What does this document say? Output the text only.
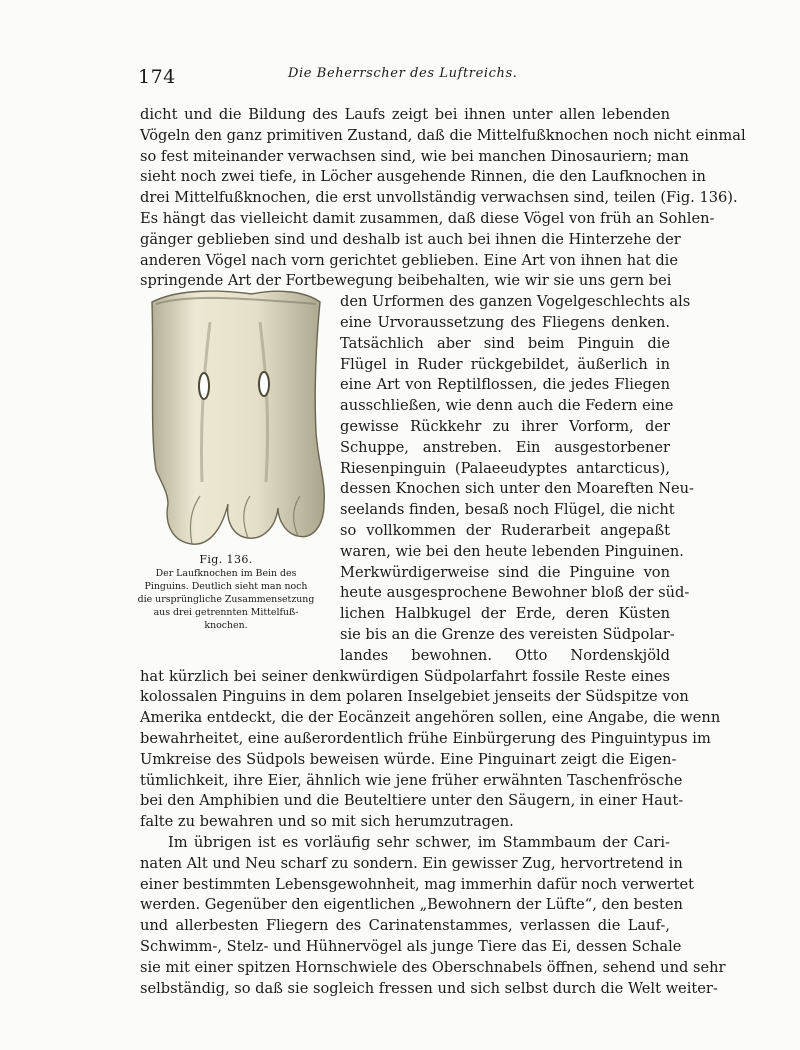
174	Die Beherrscher des Luftreichs.
dicht und die Bildung des Laufs zeigt bei ihnen unter allen lebenden
Vögeln den ganz primitiven Zustand, daß die Mittelfußknochen noch nicht einmal
so fest miteinander verwachsen sind, wie bei manchen Dinosauriern; man
sieht noch zwei tiefe, in Löcher ausgehende Rinnen, die den Laufknochen in
drei Mittelfußknochen, die erst unvollständig verwachsen sind, teilen (Fig. 136).
Es hängt das vielleicht damit zusammen, daß diese Vögel von früh an Sohlen-
gänger geblieben sind und deshalb ist auch bei ihnen die Hinterzehe der
anderen Vögel nach vorn gerichtet geblieben. Eine Art von ihnen hat die
springende Art der Fortbewegung beibehalten, wie wir sie uns gern bei
den Urformen des ganzen Vogelgeschlechts als
eine Urvoraussetzung des Fliegens denken.
Tatsächlich aber sind beim Pinguin die
Flügel in Ruder rückgebildet, äußerlich in
eine Art von Reptilflossen, die jedes Fliegen
ausschließen, wie denn auch die Federn eine
gewisse Rückkehr zu ihrer Vorform, der
Schuppe, anstreben. Ein ausgestorbener
Riesenpinguin (Palaeeudyptes antarcticus),
dessen Knochen sich unter den Moareften Neu-
seelands finden, besaß noch Flügel, die nicht
so vollkommen der Ruderarbeit angepaßt
waren, wie bei den heute lebenden Pinguinen.
Merkwürdigerweise sind die Pinguine von
heute ausgesprochene Bewohner bloß der süd-
lichen Halbkugel der Erde, deren Küsten
sie bis an die Grenze des vereisten Südpolar-
landes bewohnen. Otto Nordenskjöld
hat kürzlich bei seiner denkwürdigen Südpolarfahrt fossile Reste eines
kolossalen Pinguins in dem polaren Inselgebiet jenseits der Südspitze von
Amerika entdeckt, die der Eocänzeit angehören sollen, eine Angabe, die wenn
bewahrheitet, eine außerordentlich frühe Einbürgerung des Pinguintypus im
Umkreise des Südpols beweisen würde. Eine Pinguinart zeigt die Eigen-
tümlichkeit, ihre Eier, ähnlich wie jene früher erwähnten Taschenfrösche
bei den Amphibien und die Beuteltiere unter den Säugern, in einer Haut-
falte zu bewahren und so mit sich herumzutragen.
Im übrigen ist es vorläufig sehr schwer, im Stammbaum der Cari-
naten Alt und Neu scharf zu sondern. Ein gewisser Zug, hervortretend in
einer bestimmten Lebensgewohnheit, mag immerhin dafür noch verwertet
werden. Gegenüber den eigentlichen „Bewohnern der Lüfte“, den besten
und allerbesten Fliegern des Carinatenstammes, verlassen die Lauf-,
Schwimm-, Stelz- und Hühnervögel als junge Tiere das Ei, dessen Schale
sie mit einer spitzen Hornschwiele des Oberschnabels öffnen, sehend und sehr
selbständig, so daß sie sogleich fressen und sich selbst durch die Welt weiter-
Fig. 136.
Der Laufknochen im Bein des
Pinguins. Deutlich sieht man noch
die ursprüngliche Zusammensetzung
aus drei getrennten Mittelfuß-
knochen.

________________________________________

REQUIREMENTS:
Exclude the images, then output the data above word for word.

REPLY:
What does this document say? Output the text only.
174	Die Beherrscher des Luftreichs.
dicht und die Bildung des Laufs zeigt bei ihnen unter allen lebenden
Vögeln den ganz primitiven Zustand, daß die Mittelfußknochen noch nicht einmal
so fest miteinander verwachsen sind, wie bei manchen Dinosauriern; man
sieht noch zwei tiefe, in Löcher ausgehende Rinnen, die den Laufknochen in
drei Mittelfußknochen, die erst unvollständig verwachsen sind, teilen (Fig. 136).
Es hängt das vielleicht damit zusammen, daß diese Vögel von früh an Sohlen-
gänger geblieben sind und deshalb ist auch bei ihnen die Hinterzehe der
anderen Vögel nach vorn gerichtet geblieben. Eine Art von ihnen hat die
springende Art der Fortbewegung beibehalten, wie wir sie uns gern bei
den Urformen des ganzen Vogelgeschlechts als
eine Urvoraussetzung des Fliegens denken.
Tatsächlich aber sind beim Pinguin die
Flügel in Ruder rückgebildet, äußerlich in
eine Art von Reptilflossen, die jedes Fliegen
ausschließen, wie denn auch die Federn eine
gewisse Rückkehr zu ihrer Vorform, der
Schuppe, anstreben. Ein ausgestorbener
Riesenpinguin (Palaeeudyptes antarcticus),
dessen Knochen sich unter den Moareften Neu-
seelands finden, besaß noch Flügel, die nicht
so vollkommen der Ruderarbeit angepaßt
waren, wie bei den heute lebenden Pinguinen.
Merkwürdigerweise sind die Pinguine von
heute ausgesprochene Bewohner bloß der süd-
lichen Halbkugel der Erde, deren Küsten
sie bis an die Grenze des vereisten Südpolar-
landes bewohnen. Otto Nordenskjöld
hat kürzlich bei seiner denkwürdigen Südpolarfahrt fossile Reste eines
kolossalen Pinguins in dem polaren Inselgebiet jenseits der Südspitze von
Amerika entdeckt, die der Eocänzeit angehören sollen, eine Angabe, die wenn
bewahrheitet, eine außerordentlich frühe Einbürgerung des Pinguintypus im
Umkreise des Südpols beweisen würde. Eine Pinguinart zeigt die Eigen-
tümlichkeit, ihre Eier, ähnlich wie jene früher erwähnten Taschenfrösche
bei den Amphibien und die Beuteltiere unter den Säugern, in einer Haut-
falte zu bewahren und so mit sich herumzutragen.
Im übrigen ist es vorläufig sehr schwer, im Stammbaum der Cari-
naten Alt und Neu scharf zu sondern. Ein gewisser Zug, hervortretend in
einer bestimmten Lebensgewohnheit, mag immerhin dafür noch verwertet
werden. Gegenüber den eigentlichen „Bewohnern der Lüfte“, den besten
und allerbesten Fliegern des Carinatenstammes, verlassen die Lauf-,
Schwimm-, Stelz- und Hühnervögel als junge Tiere das Ei, dessen Schale
sie mit einer spitzen Hornschwiele des Oberschnabels öffnen, sehend und sehr
selbständig, so daß sie sogleich fressen und sich selbst durch die Welt weiter-
Fig. 136.
Der Laufknochen im Bein des
Pinguins. Deutlich sieht man noch
die ursprüngliche Zusammensetzung
aus drei getrennten Mittelfuß-
knochen.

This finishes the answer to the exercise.